## [WRITTEN EXERCISE]
Output the entries below exactly as written, omitting pictures.

## [Items listed in a dataset]
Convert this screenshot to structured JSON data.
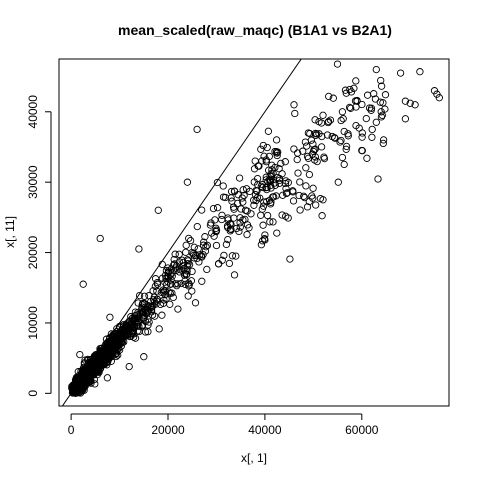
{
  "chart_data": {
    "type": "scatter",
    "title": "mean_scaled(raw_maqc) (B1A1 vs B2A1)",
    "xlabel": "x[, 1]",
    "ylabel": "x[, 11]",
    "xlim": [
      -2500,
      78000
    ],
    "ylim": [
      -1800,
      47500
    ],
    "x_ticks": [
      0,
      20000,
      40000,
      60000
    ],
    "y_ticks": [
      0,
      10000,
      20000,
      30000,
      40000
    ],
    "x_tick_labels": [
      "0",
      "20000",
      "40000",
      "60000"
    ],
    "y_tick_labels": [
      "0",
      "10000",
      "20000",
      "30000",
      "40000"
    ],
    "reference_line": {
      "type": "identity",
      "slope": 1,
      "intercept": 0
    },
    "grid": false,
    "legend": "none",
    "marker": "open-circle",
    "point_color": "#000000",
    "outliers": [
      {
        "x": 63000,
        "y": 46000
      },
      {
        "x": 68000,
        "y": 45500
      },
      {
        "x": 72000,
        "y": 45700
      },
      {
        "x": 75000,
        "y": 43000
      },
      {
        "x": 75500,
        "y": 42500
      },
      {
        "x": 76000,
        "y": 42000
      },
      {
        "x": 69000,
        "y": 41500
      },
      {
        "x": 70000,
        "y": 41200
      },
      {
        "x": 71000,
        "y": 41000
      },
      {
        "x": 59000,
        "y": 41500
      },
      {
        "x": 62000,
        "y": 40500
      },
      {
        "x": 64000,
        "y": 40000
      },
      {
        "x": 69000,
        "y": 39000
      },
      {
        "x": 63000,
        "y": 38500
      },
      {
        "x": 64500,
        "y": 36000
      },
      {
        "x": 46000,
        "y": 41000
      },
      {
        "x": 26000,
        "y": 37500
      },
      {
        "x": 18000,
        "y": 26000
      },
      {
        "x": 14000,
        "y": 20500
      },
      {
        "x": 6000,
        "y": 22000
      },
      {
        "x": 2500,
        "y": 15500
      },
      {
        "x": 1800,
        "y": 5500
      },
      {
        "x": 7500,
        "y": 2200
      },
      {
        "x": 12000,
        "y": 3800
      },
      {
        "x": 15000,
        "y": 5200
      },
      {
        "x": 8000,
        "y": 10800
      },
      {
        "x": 60000,
        "y": 34500
      },
      {
        "x": 56000,
        "y": 33500
      },
      {
        "x": 52000,
        "y": 27500
      },
      {
        "x": 48000,
        "y": 28000
      },
      {
        "x": 36000,
        "y": 26000
      },
      {
        "x": 33000,
        "y": 24000
      },
      {
        "x": 40000,
        "y": 22500
      },
      {
        "x": 30000,
        "y": 21000
      },
      {
        "x": 34000,
        "y": 19500
      },
      {
        "x": 24000,
        "y": 30000
      },
      {
        "x": 38000,
        "y": 33000
      },
      {
        "x": 52000,
        "y": 39500
      },
      {
        "x": 56000,
        "y": 40000
      }
    ],
    "clusters": [
      {
        "name": "",
        "center_x": 9000,
        "center_y": 7000,
        "n": 1200,
        "spread_x": 6500,
        "slope": 0.76,
        "noise": 1400
      },
      {
        "name": "",
        "center_x": 28000,
        "center_y": 21000,
        "n": 260,
        "spread_x": 15000,
        "slope": 0.72,
        "noise": 2600
      },
      {
        "name": "",
        "center_x": 52000,
        "center_y": 35000,
        "n": 150,
        "spread_x": 13000,
        "slope": 0.62,
        "noise": 3000
      }
    ]
  }
}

## [FINAL RESULT]
Convert this screenshot to structured JSON data.
{
  "chart_data": {
    "type": "scatter",
    "title": "mean_scaled(raw_maqc) (B1A1 vs B2A1)",
    "xlabel": "x[, 1]",
    "ylabel": "x[, 11]",
    "xlim": [
      -2500,
      78000
    ],
    "ylim": [
      -1800,
      47500
    ],
    "x_ticks": [
      0,
      20000,
      40000,
      60000
    ],
    "y_ticks": [
      0,
      10000,
      20000,
      30000,
      40000
    ],
    "x_tick_labels": [
      "0",
      "20000",
      "40000",
      "60000"
    ],
    "y_tick_labels": [
      "0",
      "10000",
      "20000",
      "30000",
      "40000"
    ],
    "reference_line": {
      "type": "identity",
      "slope": 1,
      "intercept": 0
    },
    "grid": false,
    "legend": "none",
    "marker": "open-circle",
    "point_color": "#000000",
    "outliers": [
      {
        "x": 63000,
        "y": 46000
      },
      {
        "x": 68000,
        "y": 45500
      },
      {
        "x": 72000,
        "y": 45700
      },
      {
        "x": 75000,
        "y": 43000
      },
      {
        "x": 75500,
        "y": 42500
      },
      {
        "x": 76000,
        "y": 42000
      },
      {
        "x": 69000,
        "y": 41500
      },
      {
        "x": 70000,
        "y": 41200
      },
      {
        "x": 71000,
        "y": 41000
      },
      {
        "x": 59000,
        "y": 41500
      },
      {
        "x": 62000,
        "y": 40500
      },
      {
        "x": 64000,
        "y": 40000
      },
      {
        "x": 69000,
        "y": 39000
      },
      {
        "x": 63000,
        "y": 38500
      },
      {
        "x": 64500,
        "y": 36000
      },
      {
        "x": 46000,
        "y": 41000
      },
      {
        "x": 26000,
        "y": 37500
      },
      {
        "x": 18000,
        "y": 26000
      },
      {
        "x": 14000,
        "y": 20500
      },
      {
        "x": 6000,
        "y": 22000
      },
      {
        "x": 2500,
        "y": 15500
      },
      {
        "x": 1800,
        "y": 5500
      },
      {
        "x": 7500,
        "y": 2200
      },
      {
        "x": 12000,
        "y": 3800
      },
      {
        "x": 15000,
        "y": 5200
      },
      {
        "x": 8000,
        "y": 10800
      },
      {
        "x": 60000,
        "y": 34500
      },
      {
        "x": 56000,
        "y": 33500
      },
      {
        "x": 52000,
        "y": 27500
      },
      {
        "x": 48000,
        "y": 28000
      },
      {
        "x": 36000,
        "y": 26000
      },
      {
        "x": 33000,
        "y": 24000
      },
      {
        "x": 40000,
        "y": 22500
      },
      {
        "x": 30000,
        "y": 21000
      },
      {
        "x": 34000,
        "y": 19500
      },
      {
        "x": 24000,
        "y": 30000
      },
      {
        "x": 38000,
        "y": 33000
      },
      {
        "x": 52000,
        "y": 39500
      },
      {
        "x": 56000,
        "y": 40000
      }
    ],
    "clusters": [
      {
        "name": "",
        "center_x": 9000,
        "center_y": 7000,
        "n": 1200,
        "spread_x": 6500,
        "slope": 0.76,
        "noise": 1400
      },
      {
        "name": "",
        "center_x": 28000,
        "center_y": 21000,
        "n": 260,
        "spread_x": 15000,
        "slope": 0.72,
        "noise": 2600
      },
      {
        "name": "",
        "center_x": 52000,
        "center_y": 35000,
        "n": 150,
        "spread_x": 13000,
        "slope": 0.62,
        "noise": 3000
      }
    ]
  }
}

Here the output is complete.